Please retype the records below exactly, leaving out any pictures.

* start *

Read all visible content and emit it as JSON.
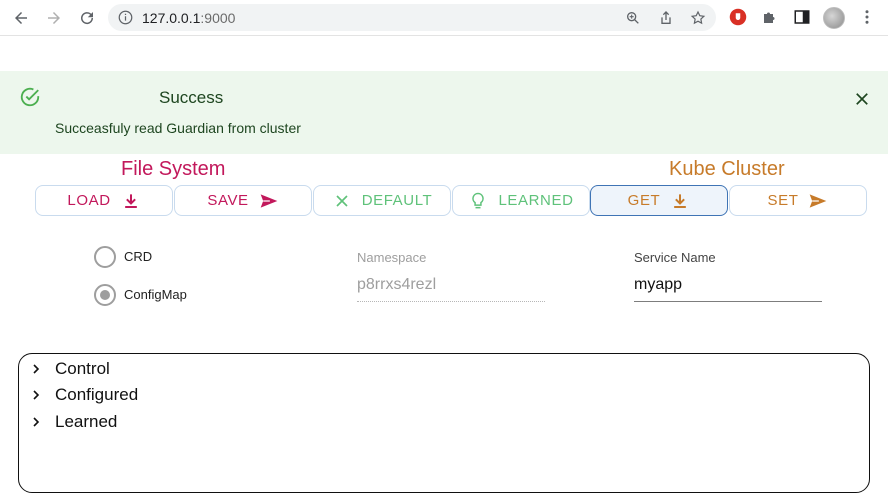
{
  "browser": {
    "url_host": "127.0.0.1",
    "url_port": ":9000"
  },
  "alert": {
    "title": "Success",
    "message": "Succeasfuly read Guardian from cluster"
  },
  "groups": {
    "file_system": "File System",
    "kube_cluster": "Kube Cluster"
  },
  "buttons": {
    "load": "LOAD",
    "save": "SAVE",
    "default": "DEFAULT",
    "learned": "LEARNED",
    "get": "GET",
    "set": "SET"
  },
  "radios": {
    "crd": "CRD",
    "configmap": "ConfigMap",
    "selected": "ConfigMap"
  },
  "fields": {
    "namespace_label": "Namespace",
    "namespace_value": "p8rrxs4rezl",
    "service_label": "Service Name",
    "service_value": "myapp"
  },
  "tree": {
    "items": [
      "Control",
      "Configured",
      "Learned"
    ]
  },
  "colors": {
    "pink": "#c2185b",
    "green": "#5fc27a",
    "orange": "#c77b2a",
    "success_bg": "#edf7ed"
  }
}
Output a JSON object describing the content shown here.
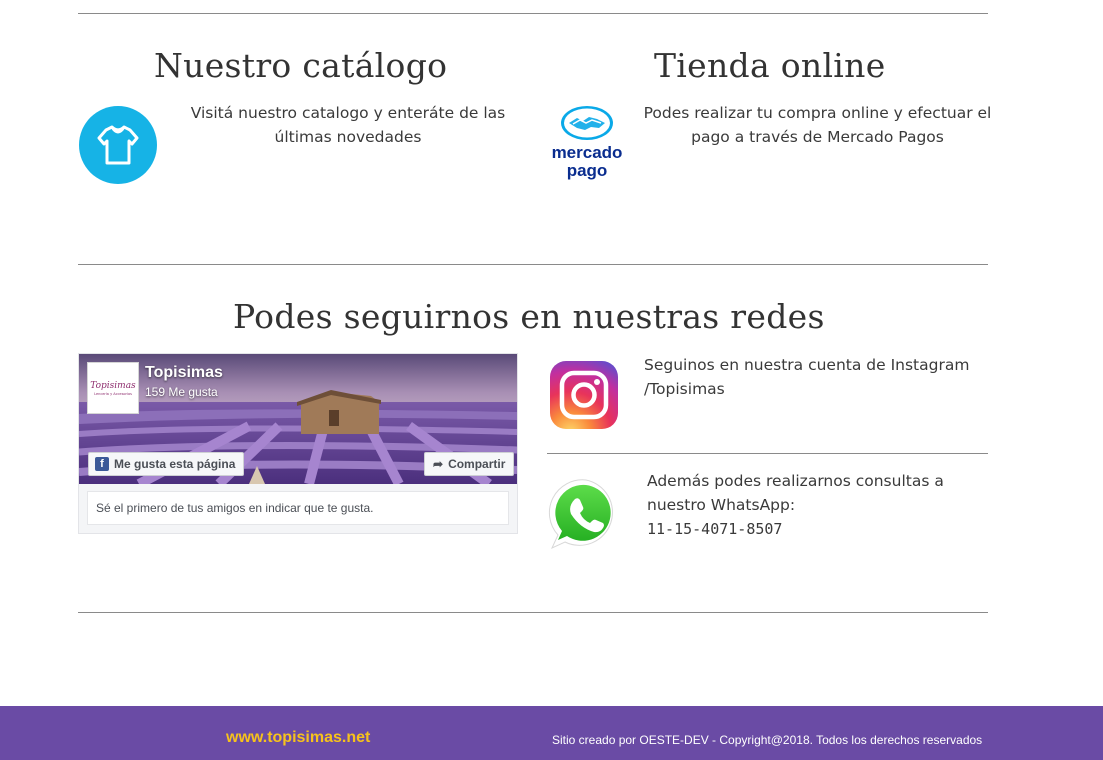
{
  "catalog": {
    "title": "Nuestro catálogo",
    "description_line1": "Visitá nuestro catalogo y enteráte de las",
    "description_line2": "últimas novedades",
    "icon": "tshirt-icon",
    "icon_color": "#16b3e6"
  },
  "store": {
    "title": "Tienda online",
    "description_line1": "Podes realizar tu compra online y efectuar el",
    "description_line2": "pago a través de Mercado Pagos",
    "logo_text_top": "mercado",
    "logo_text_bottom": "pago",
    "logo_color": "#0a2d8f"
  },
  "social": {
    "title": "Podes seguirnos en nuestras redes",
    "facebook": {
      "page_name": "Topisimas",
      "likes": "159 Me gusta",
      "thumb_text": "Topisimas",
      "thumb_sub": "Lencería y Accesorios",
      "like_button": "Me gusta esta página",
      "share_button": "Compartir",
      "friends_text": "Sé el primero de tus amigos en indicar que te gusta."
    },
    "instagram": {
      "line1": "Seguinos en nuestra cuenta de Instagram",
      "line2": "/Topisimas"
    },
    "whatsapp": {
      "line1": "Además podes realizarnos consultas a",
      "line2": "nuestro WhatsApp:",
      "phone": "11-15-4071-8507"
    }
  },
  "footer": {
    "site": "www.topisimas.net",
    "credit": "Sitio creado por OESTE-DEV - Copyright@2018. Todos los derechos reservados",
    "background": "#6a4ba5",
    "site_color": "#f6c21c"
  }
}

* end *

== Finished exercise ==
Read all visible content and emit it as JSON.
{
  "browser": {
    "url_host": "127.0.0.1",
    "url_port": ":9000"
  },
  "alert": {
    "title": "Success",
    "message": "Succeasfuly read Guardian from cluster"
  },
  "groups": {
    "file_system": "File System",
    "kube_cluster": "Kube Cluster"
  },
  "buttons": {
    "load": "LOAD",
    "save": "SAVE",
    "default": "DEFAULT",
    "learned": "LEARNED",
    "get": "GET",
    "set": "SET"
  },
  "radios": {
    "crd": "CRD",
    "configmap": "ConfigMap",
    "selected": "ConfigMap"
  },
  "fields": {
    "namespace_label": "Namespace",
    "namespace_value": "p8rrxs4rezl",
    "service_label": "Service Name",
    "service_value": "myapp"
  },
  "tree": {
    "items": [
      "Control",
      "Configured",
      "Learned"
    ]
  },
  "colors": {
    "pink": "#c2185b",
    "green": "#5fc27a",
    "orange": "#c77b2a",
    "success_bg": "#edf7ed"
  }
}
Output a JSON object describing the content shown here.
{
  "catalog": {
    "title": "Nuestro catálogo",
    "description_line1": "Visitá nuestro catalogo y enteráte de las",
    "description_line2": "últimas novedades",
    "icon": "tshirt-icon",
    "icon_color": "#16b3e6"
  },
  "store": {
    "title": "Tienda online",
    "description_line1": "Podes realizar tu compra online y efectuar el",
    "description_line2": "pago a través de Mercado Pagos",
    "logo_text_top": "mercado",
    "logo_text_bottom": "pago",
    "logo_color": "#0a2d8f"
  },
  "social": {
    "title": "Podes seguirnos en nuestras redes",
    "facebook": {
      "page_name": "Topisimas",
      "likes": "159 Me gusta",
      "thumb_text": "Topisimas",
      "thumb_sub": "Lencería y Accesorios",
      "like_button": "Me gusta esta página",
      "share_button": "Compartir",
      "friends_text": "Sé el primero de tus amigos en indicar que te gusta."
    },
    "instagram": {
      "line1": "Seguinos en nuestra cuenta de Instagram",
      "line2": "/Topisimas"
    },
    "whatsapp": {
      "line1": "Además podes realizarnos consultas a",
      "line2": "nuestro WhatsApp:",
      "phone": "11-15-4071-8507"
    }
  },
  "footer": {
    "site": "www.topisimas.net",
    "credit": "Sitio creado por OESTE-DEV - Copyright@2018. Todos los derechos reservados",
    "background": "#6a4ba5",
    "site_color": "#f6c21c"
  }
}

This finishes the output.